__DATASET EXCERPTS__

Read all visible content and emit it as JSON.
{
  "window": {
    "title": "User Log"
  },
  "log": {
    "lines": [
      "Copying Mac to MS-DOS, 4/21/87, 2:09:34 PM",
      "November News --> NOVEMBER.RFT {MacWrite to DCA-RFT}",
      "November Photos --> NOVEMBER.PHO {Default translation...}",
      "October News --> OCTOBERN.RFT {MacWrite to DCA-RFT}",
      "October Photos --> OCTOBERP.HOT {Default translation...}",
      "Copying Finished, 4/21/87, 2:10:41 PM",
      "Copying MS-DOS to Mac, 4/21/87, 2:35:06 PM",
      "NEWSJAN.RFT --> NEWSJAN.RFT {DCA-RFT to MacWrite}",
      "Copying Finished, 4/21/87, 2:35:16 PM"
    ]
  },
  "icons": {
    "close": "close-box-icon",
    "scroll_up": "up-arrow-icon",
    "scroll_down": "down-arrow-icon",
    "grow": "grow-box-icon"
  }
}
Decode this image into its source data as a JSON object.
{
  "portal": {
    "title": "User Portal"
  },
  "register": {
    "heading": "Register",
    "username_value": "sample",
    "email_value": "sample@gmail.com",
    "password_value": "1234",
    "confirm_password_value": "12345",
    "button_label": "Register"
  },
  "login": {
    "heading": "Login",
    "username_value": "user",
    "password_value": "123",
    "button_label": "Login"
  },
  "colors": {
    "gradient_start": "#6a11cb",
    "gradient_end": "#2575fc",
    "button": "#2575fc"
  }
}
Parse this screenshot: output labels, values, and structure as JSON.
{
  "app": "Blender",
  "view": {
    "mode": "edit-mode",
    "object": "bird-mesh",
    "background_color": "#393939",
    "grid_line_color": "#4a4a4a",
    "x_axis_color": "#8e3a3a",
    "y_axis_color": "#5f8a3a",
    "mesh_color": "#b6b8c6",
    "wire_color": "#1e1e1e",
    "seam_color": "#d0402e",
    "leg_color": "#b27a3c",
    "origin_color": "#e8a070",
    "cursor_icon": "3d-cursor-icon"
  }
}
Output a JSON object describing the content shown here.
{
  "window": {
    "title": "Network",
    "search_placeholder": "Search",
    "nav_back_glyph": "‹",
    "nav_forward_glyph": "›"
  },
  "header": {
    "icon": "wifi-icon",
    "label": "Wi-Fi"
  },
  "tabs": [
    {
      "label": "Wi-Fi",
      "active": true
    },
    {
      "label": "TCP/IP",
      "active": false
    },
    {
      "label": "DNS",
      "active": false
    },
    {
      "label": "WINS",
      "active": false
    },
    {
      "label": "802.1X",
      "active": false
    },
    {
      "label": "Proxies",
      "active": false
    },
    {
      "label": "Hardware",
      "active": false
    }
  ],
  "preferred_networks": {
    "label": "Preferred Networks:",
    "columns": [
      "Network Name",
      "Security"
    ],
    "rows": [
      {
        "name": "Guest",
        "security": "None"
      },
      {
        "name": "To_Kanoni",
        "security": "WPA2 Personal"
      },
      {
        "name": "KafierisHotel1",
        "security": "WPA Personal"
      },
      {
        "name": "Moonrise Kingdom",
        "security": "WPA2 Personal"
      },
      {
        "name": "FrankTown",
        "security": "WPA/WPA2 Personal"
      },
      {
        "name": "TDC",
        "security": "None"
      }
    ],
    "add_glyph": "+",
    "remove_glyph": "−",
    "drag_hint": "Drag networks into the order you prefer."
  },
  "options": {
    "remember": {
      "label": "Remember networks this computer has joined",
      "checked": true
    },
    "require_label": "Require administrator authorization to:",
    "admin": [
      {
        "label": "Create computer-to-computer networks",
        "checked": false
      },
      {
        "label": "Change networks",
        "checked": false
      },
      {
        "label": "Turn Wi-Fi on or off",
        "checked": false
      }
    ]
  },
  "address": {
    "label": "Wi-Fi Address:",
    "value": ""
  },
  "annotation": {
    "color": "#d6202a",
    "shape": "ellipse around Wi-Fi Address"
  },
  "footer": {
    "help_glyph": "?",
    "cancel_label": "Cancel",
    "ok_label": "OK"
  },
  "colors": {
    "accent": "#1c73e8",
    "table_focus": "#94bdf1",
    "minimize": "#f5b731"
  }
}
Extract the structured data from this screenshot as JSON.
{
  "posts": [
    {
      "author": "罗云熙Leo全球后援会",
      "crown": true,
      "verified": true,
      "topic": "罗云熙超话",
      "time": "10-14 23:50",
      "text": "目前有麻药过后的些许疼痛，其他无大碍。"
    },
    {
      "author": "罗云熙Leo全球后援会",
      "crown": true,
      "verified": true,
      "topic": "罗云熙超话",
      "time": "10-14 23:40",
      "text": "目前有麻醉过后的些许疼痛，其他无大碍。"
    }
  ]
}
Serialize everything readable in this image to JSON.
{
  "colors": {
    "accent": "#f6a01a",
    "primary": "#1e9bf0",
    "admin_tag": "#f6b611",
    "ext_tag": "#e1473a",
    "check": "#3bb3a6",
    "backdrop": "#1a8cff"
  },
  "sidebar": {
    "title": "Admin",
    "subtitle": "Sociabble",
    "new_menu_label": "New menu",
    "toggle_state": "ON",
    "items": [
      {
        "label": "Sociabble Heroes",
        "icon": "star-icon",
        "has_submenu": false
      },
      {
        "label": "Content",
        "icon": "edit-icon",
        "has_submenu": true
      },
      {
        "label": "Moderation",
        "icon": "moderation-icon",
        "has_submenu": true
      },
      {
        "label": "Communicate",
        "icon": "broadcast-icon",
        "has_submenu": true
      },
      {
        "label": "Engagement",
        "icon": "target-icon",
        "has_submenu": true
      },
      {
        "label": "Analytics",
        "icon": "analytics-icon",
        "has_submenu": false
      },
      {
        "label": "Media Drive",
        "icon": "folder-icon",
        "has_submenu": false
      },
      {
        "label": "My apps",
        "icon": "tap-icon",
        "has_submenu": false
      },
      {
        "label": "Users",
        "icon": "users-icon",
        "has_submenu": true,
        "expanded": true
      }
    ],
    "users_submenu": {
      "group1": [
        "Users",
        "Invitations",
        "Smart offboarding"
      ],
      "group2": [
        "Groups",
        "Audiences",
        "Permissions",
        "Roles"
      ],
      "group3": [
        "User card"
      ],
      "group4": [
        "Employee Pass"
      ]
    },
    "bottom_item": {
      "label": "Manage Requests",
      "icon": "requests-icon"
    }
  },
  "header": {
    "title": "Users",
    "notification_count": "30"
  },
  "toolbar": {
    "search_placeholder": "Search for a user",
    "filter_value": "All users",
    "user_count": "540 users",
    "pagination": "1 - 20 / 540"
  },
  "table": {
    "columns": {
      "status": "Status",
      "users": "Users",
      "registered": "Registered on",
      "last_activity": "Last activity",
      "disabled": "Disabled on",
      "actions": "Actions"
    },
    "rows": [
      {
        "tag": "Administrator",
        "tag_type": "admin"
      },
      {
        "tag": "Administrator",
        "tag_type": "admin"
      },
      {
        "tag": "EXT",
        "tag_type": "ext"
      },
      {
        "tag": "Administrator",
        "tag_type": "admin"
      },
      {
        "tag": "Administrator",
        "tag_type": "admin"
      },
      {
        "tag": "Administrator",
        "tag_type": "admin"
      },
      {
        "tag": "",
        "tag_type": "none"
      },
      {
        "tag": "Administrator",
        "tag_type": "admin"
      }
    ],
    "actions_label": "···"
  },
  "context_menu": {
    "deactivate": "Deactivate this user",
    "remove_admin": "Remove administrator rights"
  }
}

__THE REQUEST__
Quote the whole listing above, leaving nothing out.

__RESPONSE FOR THIS EXERCISE__
Read all visible content and emit it as JSON.
{
  "window": {
    "title": "User Log"
  },
  "log": {
    "lines": [
      "Copying Mac to MS-DOS, 4/21/87, 2:09:34 PM",
      "November News --> NOVEMBER.RFT {MacWrite to DCA-RFT}",
      "November Photos --> NOVEMBER.PHO {Default translation...}",
      "October News --> OCTOBERN.RFT {MacWrite to DCA-RFT}",
      "October Photos --> OCTOBERP.HOT {Default translation...}",
      "Copying Finished, 4/21/87, 2:10:41 PM",
      "Copying MS-DOS to Mac, 4/21/87, 2:35:06 PM",
      "NEWSJAN.RFT --> NEWSJAN.RFT {DCA-RFT to MacWrite}",
      "Copying Finished, 4/21/87, 2:35:16 PM"
    ]
  },
  "icons": {
    "close": "close-box-icon",
    "scroll_up": "up-arrow-icon",
    "scroll_down": "down-arrow-icon",
    "grow": "grow-box-icon"
  }
}
Decode this image into its source data as a JSON object.
{
  "portal": {
    "title": "User Portal"
  },
  "register": {
    "heading": "Register",
    "username_value": "sample",
    "email_value": "sample@gmail.com",
    "password_value": "1234",
    "confirm_password_value": "12345",
    "button_label": "Register"
  },
  "login": {
    "heading": "Login",
    "username_value": "user",
    "password_value": "123",
    "button_label": "Login"
  },
  "colors": {
    "gradient_start": "#6a11cb",
    "gradient_end": "#2575fc",
    "button": "#2575fc"
  }
}
Parse this screenshot: output labels, values, and structure as JSON.
{
  "app": "Blender",
  "view": {
    "mode": "edit-mode",
    "object": "bird-mesh",
    "background_color": "#393939",
    "grid_line_color": "#4a4a4a",
    "x_axis_color": "#8e3a3a",
    "y_axis_color": "#5f8a3a",
    "mesh_color": "#b6b8c6",
    "wire_color": "#1e1e1e",
    "seam_color": "#d0402e",
    "leg_color": "#b27a3c",
    "origin_color": "#e8a070",
    "cursor_icon": "3d-cursor-icon"
  }
}
Output a JSON object describing the content shown here.
{
  "window": {
    "title": "Network",
    "search_placeholder": "Search",
    "nav_back_glyph": "‹",
    "nav_forward_glyph": "›"
  },
  "header": {
    "icon": "wifi-icon",
    "label": "Wi-Fi"
  },
  "tabs": [
    {
      "label": "Wi-Fi",
      "active": true
    },
    {
      "label": "TCP/IP",
      "active": false
    },
    {
      "label": "DNS",
      "active": false
    },
    {
      "label": "WINS",
      "active": false
    },
    {
      "label": "802.1X",
      "active": false
    },
    {
      "label": "Proxies",
      "active": false
    },
    {
      "label": "Hardware",
      "active": false
    }
  ],
  "preferred_networks": {
    "label": "Preferred Networks:",
    "columns": [
      "Network Name",
      "Security"
    ],
    "rows": [
      {
        "name": "Guest",
        "security": "None"
      },
      {
        "name": "To_Kanoni",
        "security": "WPA2 Personal"
      },
      {
        "name": "KafierisHotel1",
        "security": "WPA Personal"
      },
      {
        "name": "Moonrise Kingdom",
        "security": "WPA2 Personal"
      },
      {
        "name": "FrankTown",
        "security": "WPA/WPA2 Personal"
      },
      {
        "name": "TDC",
        "security": "None"
      }
    ],
    "add_glyph": "+",
    "remove_glyph": "−",
    "drag_hint": "Drag networks into the order you prefer."
  },
  "options": {
    "remember": {
      "label": "Remember networks this computer has joined",
      "checked": true
    },
    "require_label": "Require administrator authorization to:",
    "admin": [
      {
        "label": "Create computer-to-computer networks",
        "checked": false
      },
      {
        "label": "Change networks",
        "checked": false
      },
      {
        "label": "Turn Wi-Fi on or off",
        "checked": false
      }
    ]
  },
  "address": {
    "label": "Wi-Fi Address:",
    "value": ""
  },
  "annotation": {
    "color": "#d6202a",
    "shape": "ellipse around Wi-Fi Address"
  },
  "footer": {
    "help_glyph": "?",
    "cancel_label": "Cancel",
    "ok_label": "OK"
  },
  "colors": {
    "accent": "#1c73e8",
    "table_focus": "#94bdf1",
    "minimize": "#f5b731"
  }
}
Extract the structured data from this screenshot as JSON.
{
  "posts": [
    {
      "author": "罗云熙Leo全球后援会",
      "crown": true,
      "verified": true,
      "topic": "罗云熙超话",
      "time": "10-14 23:50",
      "text": "目前有麻药过后的些许疼痛，其他无大碍。"
    },
    {
      "author": "罗云熙Leo全球后援会",
      "crown": true,
      "verified": true,
      "topic": "罗云熙超话",
      "time": "10-14 23:40",
      "text": "目前有麻醉过后的些许疼痛，其他无大碍。"
    }
  ]
}
Serialize everything readable in this image to JSON.
{
  "colors": {
    "accent": "#f6a01a",
    "primary": "#1e9bf0",
    "admin_tag": "#f6b611",
    "ext_tag": "#e1473a",
    "check": "#3bb3a6",
    "backdrop": "#1a8cff"
  },
  "sidebar": {
    "title": "Admin",
    "subtitle": "Sociabble",
    "new_menu_label": "New menu",
    "toggle_state": "ON",
    "items": [
      {
        "label": "Sociabble Heroes",
        "icon": "star-icon",
        "has_submenu": false
      },
      {
        "label": "Content",
        "icon": "edit-icon",
        "has_submenu": true
      },
      {
        "label": "Moderation",
        "icon": "moderation-icon",
        "has_submenu": true
      },
      {
        "label": "Communicate",
        "icon": "broadcast-icon",
        "has_submenu": true
      },
      {
        "label": "Engagement",
        "icon": "target-icon",
        "has_submenu": true
      },
      {
        "label": "Analytics",
        "icon": "analytics-icon",
        "has_submenu": false
      },
      {
        "label": "Media Drive",
        "icon": "folder-icon",
        "has_submenu": false
      },
      {
        "label": "My apps",
        "icon": "tap-icon",
        "has_submenu": false
      },
      {
        "label": "Users",
        "icon": "users-icon",
        "has_submenu": true,
        "expanded": true
      }
    ],
    "users_submenu": {
      "group1": [
        "Users",
        "Invitations",
        "Smart offboarding"
      ],
      "group2": [
        "Groups",
        "Audiences",
        "Permissions",
        "Roles"
      ],
      "group3": [
        "User card"
      ],
      "group4": [
        "Employee Pass"
      ]
    },
    "bottom_item": {
      "label": "Manage Requests",
      "icon": "requests-icon"
    }
  },
  "header": {
    "title": "Users",
    "notification_count": "30"
  },
  "toolbar": {
    "search_placeholder": "Search for a user",
    "filter_value": "All users",
    "user_count": "540 users",
    "pagination": "1 - 20 / 540"
  },
  "table": {
    "columns": {
      "status": "Status",
      "users": "Users",
      "registered": "Registered on",
      "last_activity": "Last activity",
      "disabled": "Disabled on",
      "actions": "Actions"
    },
    "rows": [
      {
        "tag": "Administrator",
        "tag_type": "admin"
      },
      {
        "tag": "Administrator",
        "tag_type": "admin"
      },
      {
        "tag": "EXT",
        "tag_type": "ext"
      },
      {
        "tag": "Administrator",
        "tag_type": "admin"
      },
      {
        "tag": "Administrator",
        "tag_type": "admin"
      },
      {
        "tag": "Administrator",
        "tag_type": "admin"
      },
      {
        "tag": "",
        "tag_type": "none"
      },
      {
        "tag": "Administrator",
        "tag_type": "admin"
      }
    ],
    "actions_label": "···"
  },
  "context_menu": {
    "deactivate": "Deactivate this user",
    "remove_admin": "Remove administrator rights"
  }
}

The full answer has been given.